--- STORED RECORDS ---

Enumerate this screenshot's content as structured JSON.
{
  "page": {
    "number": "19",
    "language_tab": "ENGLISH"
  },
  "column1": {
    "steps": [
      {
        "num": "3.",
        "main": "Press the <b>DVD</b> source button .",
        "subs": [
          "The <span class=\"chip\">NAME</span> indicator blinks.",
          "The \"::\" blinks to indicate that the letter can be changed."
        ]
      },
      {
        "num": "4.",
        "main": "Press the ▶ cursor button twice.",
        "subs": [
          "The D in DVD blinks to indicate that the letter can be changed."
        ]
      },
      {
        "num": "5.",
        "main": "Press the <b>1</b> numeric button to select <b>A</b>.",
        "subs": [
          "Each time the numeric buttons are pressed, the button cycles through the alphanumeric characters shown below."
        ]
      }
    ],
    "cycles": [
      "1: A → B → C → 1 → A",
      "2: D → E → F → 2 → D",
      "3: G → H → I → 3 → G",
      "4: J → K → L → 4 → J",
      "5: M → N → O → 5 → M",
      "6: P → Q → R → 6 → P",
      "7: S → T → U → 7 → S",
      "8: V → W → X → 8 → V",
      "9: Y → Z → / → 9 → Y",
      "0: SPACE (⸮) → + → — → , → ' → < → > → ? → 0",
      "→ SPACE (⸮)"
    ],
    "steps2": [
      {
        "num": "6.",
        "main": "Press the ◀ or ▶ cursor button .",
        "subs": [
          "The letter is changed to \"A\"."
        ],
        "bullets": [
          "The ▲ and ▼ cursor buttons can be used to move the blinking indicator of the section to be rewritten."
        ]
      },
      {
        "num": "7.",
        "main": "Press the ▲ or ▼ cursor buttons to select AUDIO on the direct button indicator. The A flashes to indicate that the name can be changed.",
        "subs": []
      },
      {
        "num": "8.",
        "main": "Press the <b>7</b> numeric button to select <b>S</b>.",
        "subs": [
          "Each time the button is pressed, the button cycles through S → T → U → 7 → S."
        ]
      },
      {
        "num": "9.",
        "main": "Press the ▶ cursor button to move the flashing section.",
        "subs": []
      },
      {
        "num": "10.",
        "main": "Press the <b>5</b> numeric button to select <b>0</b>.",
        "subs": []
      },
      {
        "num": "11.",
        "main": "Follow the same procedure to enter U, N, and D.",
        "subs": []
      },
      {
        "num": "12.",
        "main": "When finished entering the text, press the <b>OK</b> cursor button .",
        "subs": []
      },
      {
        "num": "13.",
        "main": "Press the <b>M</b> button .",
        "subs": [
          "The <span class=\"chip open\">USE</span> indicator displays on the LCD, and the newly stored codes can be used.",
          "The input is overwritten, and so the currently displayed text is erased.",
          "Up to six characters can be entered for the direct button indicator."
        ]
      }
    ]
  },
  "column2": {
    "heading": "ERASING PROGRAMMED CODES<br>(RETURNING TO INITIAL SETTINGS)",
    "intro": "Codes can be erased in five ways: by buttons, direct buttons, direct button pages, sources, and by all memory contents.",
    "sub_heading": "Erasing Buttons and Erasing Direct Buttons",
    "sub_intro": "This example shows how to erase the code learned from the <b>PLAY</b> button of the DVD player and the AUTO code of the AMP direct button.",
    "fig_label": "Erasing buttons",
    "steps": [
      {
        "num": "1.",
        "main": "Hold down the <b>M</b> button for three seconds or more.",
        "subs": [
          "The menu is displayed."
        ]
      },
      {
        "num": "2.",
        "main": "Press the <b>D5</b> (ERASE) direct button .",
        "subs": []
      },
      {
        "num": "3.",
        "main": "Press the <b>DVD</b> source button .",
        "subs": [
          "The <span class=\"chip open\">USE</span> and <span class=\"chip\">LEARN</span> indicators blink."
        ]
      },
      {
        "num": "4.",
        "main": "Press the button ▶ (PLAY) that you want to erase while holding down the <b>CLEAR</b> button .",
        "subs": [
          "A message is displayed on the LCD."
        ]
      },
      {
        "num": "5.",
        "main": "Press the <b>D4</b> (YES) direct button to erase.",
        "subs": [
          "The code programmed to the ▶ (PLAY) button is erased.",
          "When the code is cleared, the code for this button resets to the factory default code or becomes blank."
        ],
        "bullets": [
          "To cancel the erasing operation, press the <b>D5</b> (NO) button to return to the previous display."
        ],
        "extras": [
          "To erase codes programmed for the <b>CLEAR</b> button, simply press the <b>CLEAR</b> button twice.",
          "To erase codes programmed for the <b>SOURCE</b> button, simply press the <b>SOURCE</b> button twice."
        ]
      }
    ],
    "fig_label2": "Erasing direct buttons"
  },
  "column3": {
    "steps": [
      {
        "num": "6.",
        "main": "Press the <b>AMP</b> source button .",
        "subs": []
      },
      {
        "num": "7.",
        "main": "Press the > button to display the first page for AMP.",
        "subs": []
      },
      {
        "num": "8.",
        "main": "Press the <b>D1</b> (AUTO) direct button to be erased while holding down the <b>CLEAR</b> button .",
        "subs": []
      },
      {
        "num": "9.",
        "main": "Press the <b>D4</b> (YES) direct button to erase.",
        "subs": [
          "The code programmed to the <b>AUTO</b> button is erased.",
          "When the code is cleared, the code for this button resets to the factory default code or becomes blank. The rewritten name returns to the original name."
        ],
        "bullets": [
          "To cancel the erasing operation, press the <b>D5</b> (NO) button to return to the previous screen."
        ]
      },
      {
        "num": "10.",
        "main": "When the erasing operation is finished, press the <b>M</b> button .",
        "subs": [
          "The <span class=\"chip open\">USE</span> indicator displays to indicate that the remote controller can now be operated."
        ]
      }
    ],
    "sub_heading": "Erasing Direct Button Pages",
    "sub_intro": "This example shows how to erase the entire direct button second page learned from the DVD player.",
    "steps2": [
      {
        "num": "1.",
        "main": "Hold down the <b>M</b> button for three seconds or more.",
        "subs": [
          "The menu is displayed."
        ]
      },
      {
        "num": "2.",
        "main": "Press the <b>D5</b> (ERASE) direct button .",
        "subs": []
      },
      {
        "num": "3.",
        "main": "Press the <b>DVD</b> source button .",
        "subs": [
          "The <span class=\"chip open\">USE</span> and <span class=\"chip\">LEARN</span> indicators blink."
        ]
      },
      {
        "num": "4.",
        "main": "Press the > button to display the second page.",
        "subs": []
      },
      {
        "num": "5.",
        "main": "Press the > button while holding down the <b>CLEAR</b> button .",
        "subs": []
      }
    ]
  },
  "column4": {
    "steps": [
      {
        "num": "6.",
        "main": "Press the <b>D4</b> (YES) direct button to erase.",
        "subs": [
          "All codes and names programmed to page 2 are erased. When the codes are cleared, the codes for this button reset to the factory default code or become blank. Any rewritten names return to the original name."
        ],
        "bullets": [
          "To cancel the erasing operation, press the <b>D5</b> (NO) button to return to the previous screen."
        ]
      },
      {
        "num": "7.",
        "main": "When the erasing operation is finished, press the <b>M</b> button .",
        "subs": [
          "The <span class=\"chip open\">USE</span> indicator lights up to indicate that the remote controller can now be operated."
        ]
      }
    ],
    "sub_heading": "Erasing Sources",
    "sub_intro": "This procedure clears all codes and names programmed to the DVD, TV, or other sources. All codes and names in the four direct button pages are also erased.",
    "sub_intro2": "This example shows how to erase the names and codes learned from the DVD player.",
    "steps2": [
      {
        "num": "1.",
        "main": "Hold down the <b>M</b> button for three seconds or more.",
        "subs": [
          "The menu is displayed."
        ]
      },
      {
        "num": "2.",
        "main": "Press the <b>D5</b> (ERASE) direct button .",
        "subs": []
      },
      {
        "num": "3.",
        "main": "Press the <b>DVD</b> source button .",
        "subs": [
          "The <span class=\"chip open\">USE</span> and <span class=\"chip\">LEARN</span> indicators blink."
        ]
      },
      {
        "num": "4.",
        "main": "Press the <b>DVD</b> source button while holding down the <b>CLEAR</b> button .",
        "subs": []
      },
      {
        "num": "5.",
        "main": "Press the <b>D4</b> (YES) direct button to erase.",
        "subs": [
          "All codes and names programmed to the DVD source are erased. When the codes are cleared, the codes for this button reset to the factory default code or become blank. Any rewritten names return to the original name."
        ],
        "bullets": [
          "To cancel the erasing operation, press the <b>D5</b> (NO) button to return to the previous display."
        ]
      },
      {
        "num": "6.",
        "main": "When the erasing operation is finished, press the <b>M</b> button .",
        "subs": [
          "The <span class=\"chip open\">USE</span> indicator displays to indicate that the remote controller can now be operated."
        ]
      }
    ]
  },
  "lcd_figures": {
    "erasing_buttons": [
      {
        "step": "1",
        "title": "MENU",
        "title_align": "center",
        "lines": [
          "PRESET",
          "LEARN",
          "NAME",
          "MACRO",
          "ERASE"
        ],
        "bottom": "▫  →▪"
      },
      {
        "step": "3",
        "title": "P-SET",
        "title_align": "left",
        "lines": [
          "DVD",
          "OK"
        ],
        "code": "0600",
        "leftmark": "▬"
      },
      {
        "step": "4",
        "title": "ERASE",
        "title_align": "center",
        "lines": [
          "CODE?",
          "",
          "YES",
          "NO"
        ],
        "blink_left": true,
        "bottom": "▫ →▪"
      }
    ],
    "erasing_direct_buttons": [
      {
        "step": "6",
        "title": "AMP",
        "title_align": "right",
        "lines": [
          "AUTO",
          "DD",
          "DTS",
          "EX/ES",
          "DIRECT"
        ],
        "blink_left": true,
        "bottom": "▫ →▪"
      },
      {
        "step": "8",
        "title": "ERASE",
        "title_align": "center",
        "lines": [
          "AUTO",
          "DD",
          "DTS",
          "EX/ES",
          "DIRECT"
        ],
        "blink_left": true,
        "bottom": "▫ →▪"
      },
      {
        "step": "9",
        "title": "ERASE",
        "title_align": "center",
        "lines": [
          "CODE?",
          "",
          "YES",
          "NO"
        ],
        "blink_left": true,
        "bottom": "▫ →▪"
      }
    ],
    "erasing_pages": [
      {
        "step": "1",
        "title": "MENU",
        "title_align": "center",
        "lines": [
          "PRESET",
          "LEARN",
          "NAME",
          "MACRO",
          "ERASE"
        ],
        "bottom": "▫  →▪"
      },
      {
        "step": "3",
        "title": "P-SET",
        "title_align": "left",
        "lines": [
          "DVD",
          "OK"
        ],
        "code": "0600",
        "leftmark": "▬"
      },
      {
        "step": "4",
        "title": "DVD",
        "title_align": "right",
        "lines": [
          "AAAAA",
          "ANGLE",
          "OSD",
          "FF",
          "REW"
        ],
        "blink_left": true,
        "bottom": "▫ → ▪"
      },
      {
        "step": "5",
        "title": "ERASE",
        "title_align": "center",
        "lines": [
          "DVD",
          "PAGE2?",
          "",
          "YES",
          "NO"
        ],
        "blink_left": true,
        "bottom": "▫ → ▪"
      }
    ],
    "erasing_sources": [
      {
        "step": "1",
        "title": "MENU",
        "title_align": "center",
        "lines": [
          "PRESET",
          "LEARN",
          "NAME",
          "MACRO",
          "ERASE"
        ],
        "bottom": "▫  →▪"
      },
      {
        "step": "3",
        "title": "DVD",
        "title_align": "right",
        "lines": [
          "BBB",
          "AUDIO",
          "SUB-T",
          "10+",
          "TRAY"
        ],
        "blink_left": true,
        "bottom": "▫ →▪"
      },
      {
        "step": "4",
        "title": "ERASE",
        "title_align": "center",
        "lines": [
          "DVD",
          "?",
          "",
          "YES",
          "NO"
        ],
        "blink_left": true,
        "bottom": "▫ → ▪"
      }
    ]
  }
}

---

* PROBLEM DETAILS:
Of the lines in the material, how many include "through"? Respond with the number alone.

* ANSWER FOR THE TASK:
2